> [Raw records]:

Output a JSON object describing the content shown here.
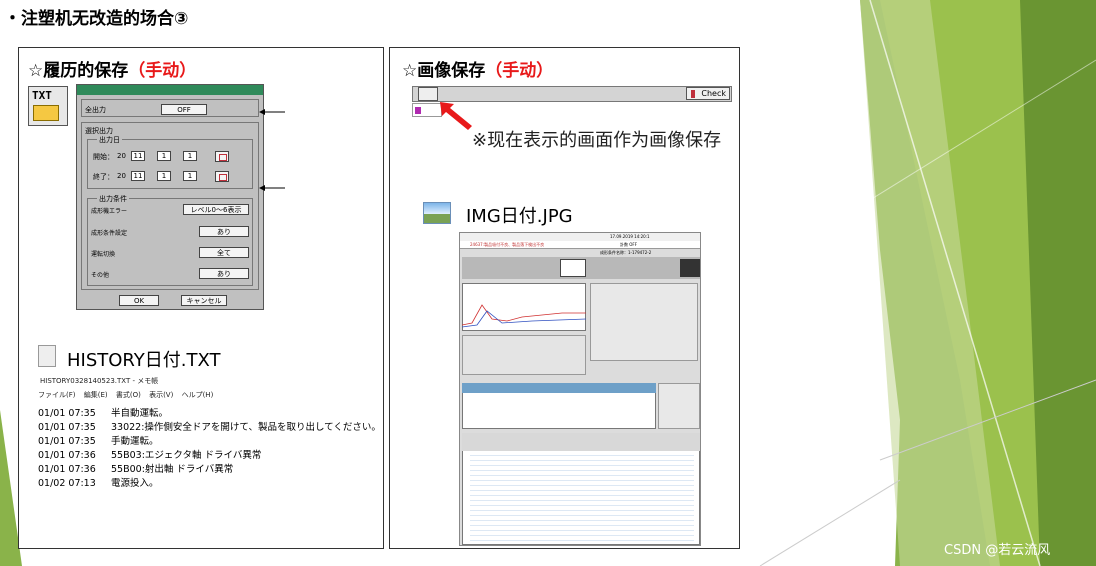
{
  "page": {
    "title": "・注塑机无改造的场合③",
    "watermark": "CSDN @若云流风"
  },
  "left_panel": {
    "title_main": "☆履历的保存",
    "title_paren": "（手动）",
    "txt_icon_label": "TXT",
    "dialog": {
      "all_output_label": "全出力",
      "all_output_value": "OFF",
      "select_output_label": "選択出力",
      "output_date_label": "出力日",
      "start_label": "開始：",
      "start_year": "20",
      "start_y2": "11",
      "start_month": "1",
      "start_day": "1",
      "end_label": "終了：",
      "end_year": "20",
      "end_y2": "11",
      "end_month": "1",
      "end_day": "1",
      "conditions_label": "出力条件",
      "conditions": [
        {
          "label": "成形機エラー",
          "value": "レベル0～6表示"
        },
        {
          "label": "成形条件設定",
          "value": "あり"
        },
        {
          "label": "運転切換",
          "value": "全て"
        },
        {
          "label": "その他",
          "value": "あり"
        }
      ],
      "ok": "OK",
      "cancel": "キャンセル"
    },
    "file_name": "HISTORY日付.TXT",
    "notepad": {
      "title": "HISTORY0328140523.TXT - メモ帳",
      "menu": [
        "ファイル(F)",
        "編集(E)",
        "書式(O)",
        "表示(V)",
        "ヘルプ(H)"
      ],
      "lines": [
        {
          "time": "01/01 07:35",
          "text": "半自動運転。"
        },
        {
          "time": "01/01 07:35",
          "text": "33022:操作側安全ドアを開けて、製品を取り出してください。"
        },
        {
          "time": "01/01 07:35",
          "text": "手動運転。"
        },
        {
          "time": "01/01 07:36",
          "text": "55B03:エジェクタ軸 ドライバ異常"
        },
        {
          "time": "01/01 07:36",
          "text": "55B00:射出軸 ドライバ異常"
        },
        {
          "time": "01/02 07:13",
          "text": "電源投入。"
        }
      ]
    }
  },
  "right_panel": {
    "title_main": "☆画像保存",
    "title_paren": "（手动）",
    "check_label": "Check",
    "note": "※现在表示的画面作为画像保存",
    "file_name": "IMG日付.JPG",
    "thumb": {
      "datetime": "17.09.2019  14:20:1",
      "alert": "24637:製品吸付不良、製品落下検出不良",
      "status": "計数 OFF",
      "condition": "成形条件名称：1-179472-2"
    }
  },
  "colors": {
    "accent_red": "#e8191a",
    "dialog_bar": "#2f8a5a",
    "deco_green": "#7cb342"
  }
}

> [Instructions to follow]: The pictures should not appear in the copy; every other part of the records above must be returned exactly.

> [Solution for this problem]:
Output a JSON object describing the content shown here.
{
  "page": {
    "title": "・注塑机无改造的场合③",
    "watermark": "CSDN @若云流风"
  },
  "left_panel": {
    "title_main": "☆履历的保存",
    "title_paren": "（手动）",
    "txt_icon_label": "TXT",
    "dialog": {
      "all_output_label": "全出力",
      "all_output_value": "OFF",
      "select_output_label": "選択出力",
      "output_date_label": "出力日",
      "start_label": "開始：",
      "start_year": "20",
      "start_y2": "11",
      "start_month": "1",
      "start_day": "1",
      "end_label": "終了：",
      "end_year": "20",
      "end_y2": "11",
      "end_month": "1",
      "end_day": "1",
      "conditions_label": "出力条件",
      "conditions": [
        {
          "label": "成形機エラー",
          "value": "レベル0～6表示"
        },
        {
          "label": "成形条件設定",
          "value": "あり"
        },
        {
          "label": "運転切換",
          "value": "全て"
        },
        {
          "label": "その他",
          "value": "あり"
        }
      ],
      "ok": "OK",
      "cancel": "キャンセル"
    },
    "file_name": "HISTORY日付.TXT",
    "notepad": {
      "title": "HISTORY0328140523.TXT - メモ帳",
      "menu": [
        "ファイル(F)",
        "編集(E)",
        "書式(O)",
        "表示(V)",
        "ヘルプ(H)"
      ],
      "lines": [
        {
          "time": "01/01 07:35",
          "text": "半自動運転。"
        },
        {
          "time": "01/01 07:35",
          "text": "33022:操作側安全ドアを開けて、製品を取り出してください。"
        },
        {
          "time": "01/01 07:35",
          "text": "手動運転。"
        },
        {
          "time": "01/01 07:36",
          "text": "55B03:エジェクタ軸 ドライバ異常"
        },
        {
          "time": "01/01 07:36",
          "text": "55B00:射出軸 ドライバ異常"
        },
        {
          "time": "01/02 07:13",
          "text": "電源投入。"
        }
      ]
    }
  },
  "right_panel": {
    "title_main": "☆画像保存",
    "title_paren": "（手动）",
    "check_label": "Check",
    "note": "※现在表示的画面作为画像保存",
    "file_name": "IMG日付.JPG",
    "thumb": {
      "datetime": "17.09.2019  14:20:1",
      "alert": "24637:製品吸付不良、製品落下検出不良",
      "status": "計数 OFF",
      "condition": "成形条件名称：1-179472-2"
    }
  },
  "colors": {
    "accent_red": "#e8191a",
    "dialog_bar": "#2f8a5a",
    "deco_green": "#7cb342"
  }
}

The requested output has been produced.